--- begin ---
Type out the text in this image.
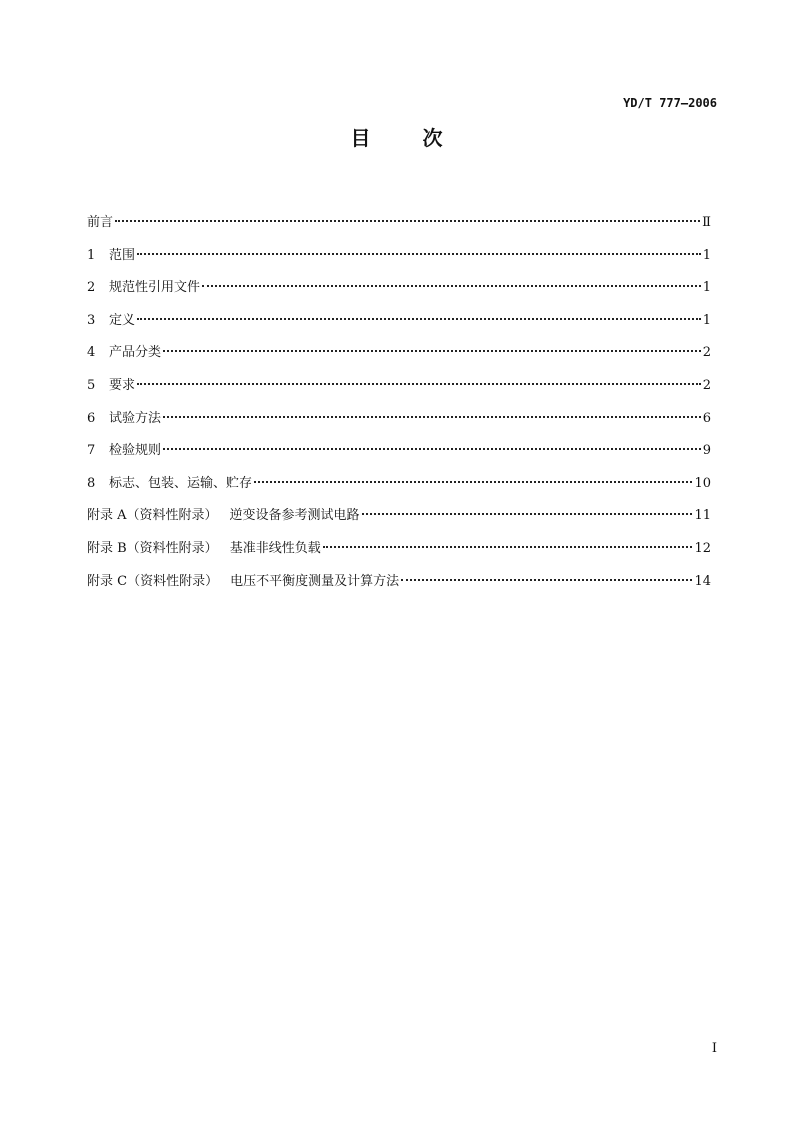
YD/T 777—2006
目	次
前言	Ⅱ
1	范围	1
2	规范性引用文件	1
3	定义	1
4	产品分类	2
5	要求	2
6	试验方法	6
7	检验规则	9
8	标志、包装、运输、贮存	10
附录 A（资料性附录） 逆变设备参考测试电路	11
附录 B（资料性附录） 基准非线性负载	12
附录 C（资料性附录） 电压不平衡度测量及计算方法	14
I
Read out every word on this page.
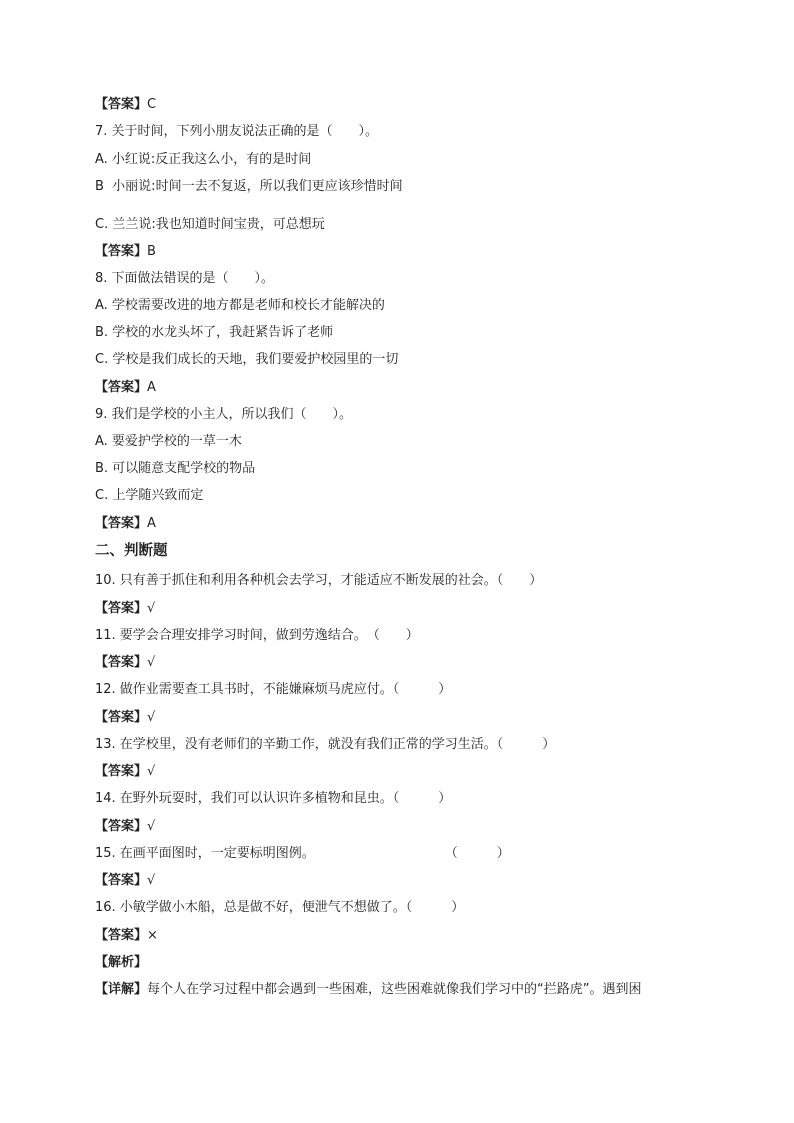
【答案】C
7. 关于时间，下列小朋友说法正确的是（　　）。
A. 小红说:反正我这么小，有的是时间
B  小丽说:时间一去不复返，所以我们更应该珍惜时间
C. 兰兰说:我也知道时间宝贵，可总想玩
【答案】B
8. 下面做法错误的是（　　）。
A. 学校需要改进的地方都是老师和校长才能解决的
B. 学校的水龙头坏了，我赶紧告诉了老师
C. 学校是我们成长的天地，我们要爱护校园里的一切
【答案】A
9. 我们是学校的小主人，所以我们（　　）。
A. 要爱护学校的一草一木
B. 可以随意支配学校的物品
C. 上学随兴致而定
【答案】A
二、判断题
10. 只有善于抓住和利用各种机会去学习，才能适应不断发展的社会。（　　）
【答案】√
11. 要学会合理安排学习时间，做到劳逸结合。　（　　）
【答案】√
12. 做作业需要查工具书时，不能嫌麻烦马虎应付。（　　　）
【答案】√
13. 在学校里，没有老师们的辛勤工作，就没有我们正常的学习生活。（　　　）
【答案】√
14. 在野外玩耍时，我们可以认识许多植物和昆虫。（　　　）
【答案】√
15. 在画平面图时，一定要标明图例。　　　　　　　　　　　（　　　）
【答案】√
16. 小敏学做小木船，总是做不好，便泄气不想做了。（　　　）
【答案】×
【解析】
【详解】每个人在学习过程中都会遇到一些困难，这些困难就像我们学习中的“拦路虎”。遇到困
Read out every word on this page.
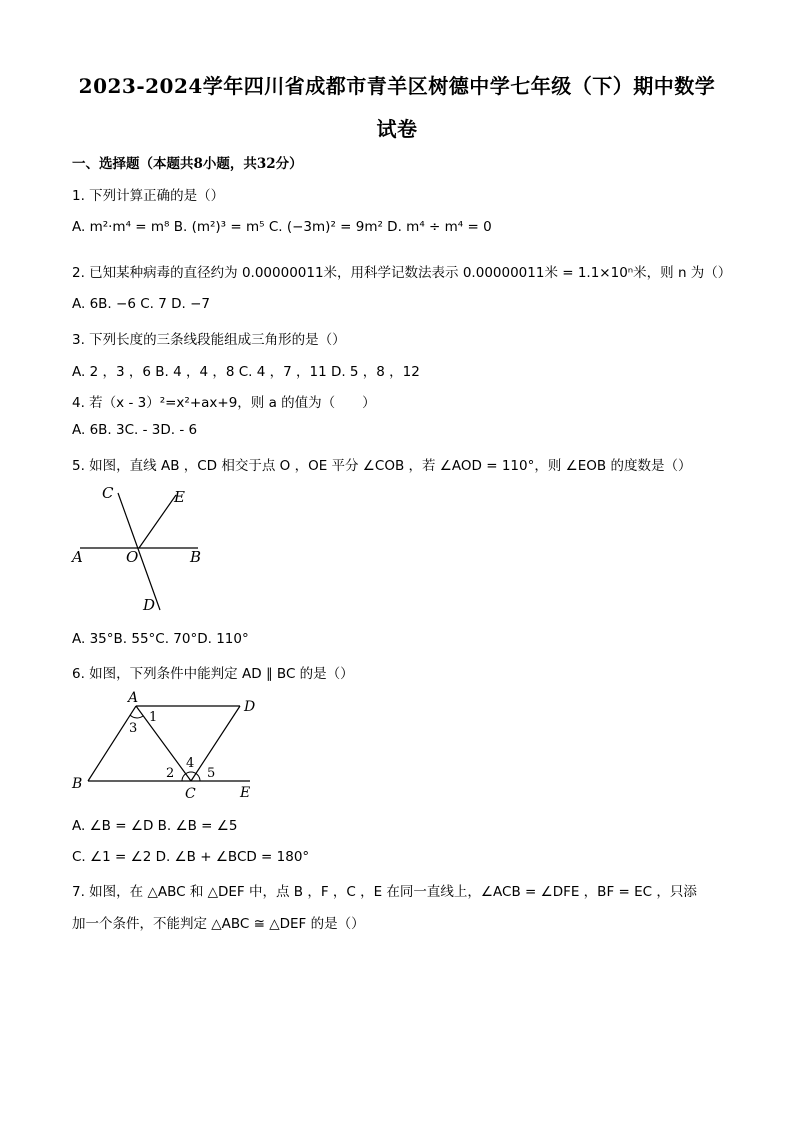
2023-2024学年四川省成都市青羊区树德中学七年级（下）期中数学
试卷
一、选择题（本题共8小题，共32分）
1. 下列计算正确的是（）
A. m²·m⁴ = m⁸ B. (m²)³ = m⁵ C. (−3m)² = 9m² D. m⁴ ÷ m⁴ = 0
2. 已知某种病毒的直径约为 0.00000011米，用科学记数法表示 0.00000011米 = 1.1×10ⁿ米，则 n 为（）
A. 6B. −6 C. 7 D. −7
3. 下列长度的三条线段能组成三角形的是（）
A. 2 ，3 ，6 B. 4 ，4 ，8 C. 4 ，7 ，11 D. 5 ，8 ，12
4. 若（x - 3）²=x²+ax+9，则 a 的值为（　　）
A. 6B. 3C. - 3D. - 6
5. 如图，直线 AB ，CD 相交于点 O ，OE 平分 ∠COB ，若 ∠AOD = 110°，则 ∠EOB 的度数是（）
C	E
A	O	B
D
A. 35°B. 55°C. 70°D. 110°
6. 如图，下列条件中能判定 AD ∥ BC 的是（）
A
D
1
3
4
2	5
B
C	E
A. ∠B = ∠D B. ∠B = ∠5
C. ∠1 = ∠2 D. ∠B + ∠BCD = 180°
7. 如图，在 △ABC 和 △DEF 中，点 B ，F ，C ，E 在同一直线上，∠ACB = ∠DFE ，BF = EC ，只添
加一个条件，不能判定 △ABC ≅ △DEF 的是（）
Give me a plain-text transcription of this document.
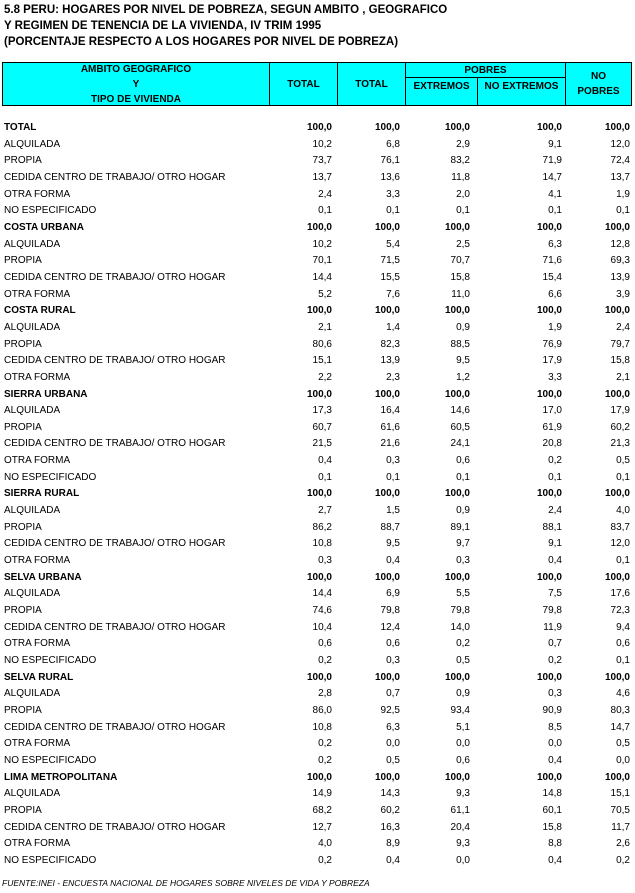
5.8 PERU: HOGARES POR NIVEL DE POBREZA, SEGUN AMBITO , GEOGRAFICO
Y REGIMEN DE TENENCIA DE LA VIVIENDA, IV TRIM 1995
(PORCENTAJE RESPECTO A LOS HOGARES POR NIVEL DE POBREZA)
AMBITO GEOGRAFICO
Y
TIPO DE VIVIENDA
TOTAL	TOTAL
POBRES
EXTREMOS	NO EXTREMOS
NO
POBRES
TOTAL	100,0	100,0	100,0	100,0	100,0
ALQUILADA	10,2	6,8	2,9	9,1	12,0
PROPIA	73,7	76,1	83,2	71,9	72,4
CEDIDA CENTRO DE TRABAJO/ OTRO HOGAR	13,7	13,6	11,8	14,7	13,7
OTRA FORMA	2,4	3,3	2,0	4,1	1,9
NO ESPECIFICADO	0,1	0,1	0,1	0,1	0,1
COSTA URBANA	100,0	100,0	100,0	100,0	100,0
ALQUILADA	10,2	5,4	2,5	6,3	12,8
PROPIA	70,1	71,5	70,7	71,6	69,3
CEDIDA CENTRO DE TRABAJO/ OTRO HOGAR	14,4	15,5	15,8	15,4	13,9
OTRA FORMA	5,2	7,6	11,0	6,6	3,9
COSTA RURAL	100,0	100,0	100,0	100,0	100,0
ALQUILADA	2,1	1,4	0,9	1,9	2,4
PROPIA	80,6	82,3	88,5	76,9	79,7
CEDIDA CENTRO DE TRABAJO/ OTRO HOGAR	15,1	13,9	9,5	17,9	15,8
OTRA FORMA	2,2	2,3	1,2	3,3	2,1
SIERRA URBANA	100,0	100,0	100,0	100,0	100,0
ALQUILADA	17,3	16,4	14,6	17,0	17,9
PROPIA	60,7	61,6	60,5	61,9	60,2
CEDIDA CENTRO DE TRABAJO/ OTRO HOGAR	21,5	21,6	24,1	20,8	21,3
OTRA FORMA	0,4	0,3	0,6	0,2	0,5
NO ESPECIFICADO	0,1	0,1	0,1	0,1	0,1
SIERRA RURAL	100,0	100,0	100,0	100,0	100,0
ALQUILADA	2,7	1,5	0,9	2,4	4,0
PROPIA	86,2	88,7	89,1	88,1	83,7
CEDIDA CENTRO DE TRABAJO/ OTRO HOGAR	10,8	9,5	9,7	9,1	12,0
OTRA FORMA	0,3	0,4	0,3	0,4	0,1
SELVA URBANA	100,0	100,0	100,0	100,0	100,0
ALQUILADA	14,4	6,9	5,5	7,5	17,6
PROPIA	74,6	79,8	79,8	79,8	72,3
CEDIDA CENTRO DE TRABAJO/ OTRO HOGAR	10,4	12,4	14,0	11,9	9,4
OTRA FORMA	0,6	0,6	0,2	0,7	0,6
NO ESPECIFICADO	0,2	0,3	0,5	0,2	0,1
SELVA RURAL	100,0	100,0	100,0	100,0	100,0
ALQUILADA	2,8	0,7	0,9	0,3	4,6
PROPIA	86,0	92,5	93,4	90,9	80,3
CEDIDA CENTRO DE TRABAJO/ OTRO HOGAR	10,8	6,3	5,1	8,5	14,7
OTRA FORMA	0,2	0,0	0,0	0,0	0,5
NO ESPECIFICADO	0,2	0,5	0,6	0,4	0,0
LIMA METROPOLITANA	100,0	100,0	100,0	100,0	100,0
ALQUILADA	14,9	14,3	9,3	14,8	15,1
PROPIA	68,2	60,2	61,1	60,1	70,5
CEDIDA CENTRO DE TRABAJO/ OTRO HOGAR	12,7	16,3	20,4	15,8	11,7
OTRA FORMA	4,0	8,9	9,3	8,8	2,6
NO ESPECIFICADO	0,2	0,4	0,0	0,4	0,2
FUENTE:INEI - ENCUESTA NACIONAL DE HOGARES SOBRE NIVELES DE VIDA Y POBREZA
--- end ---
▸ Set problem: Scan the records above and report how many lines include the word "FORMA", without any other text.

▸ Expected answer: 8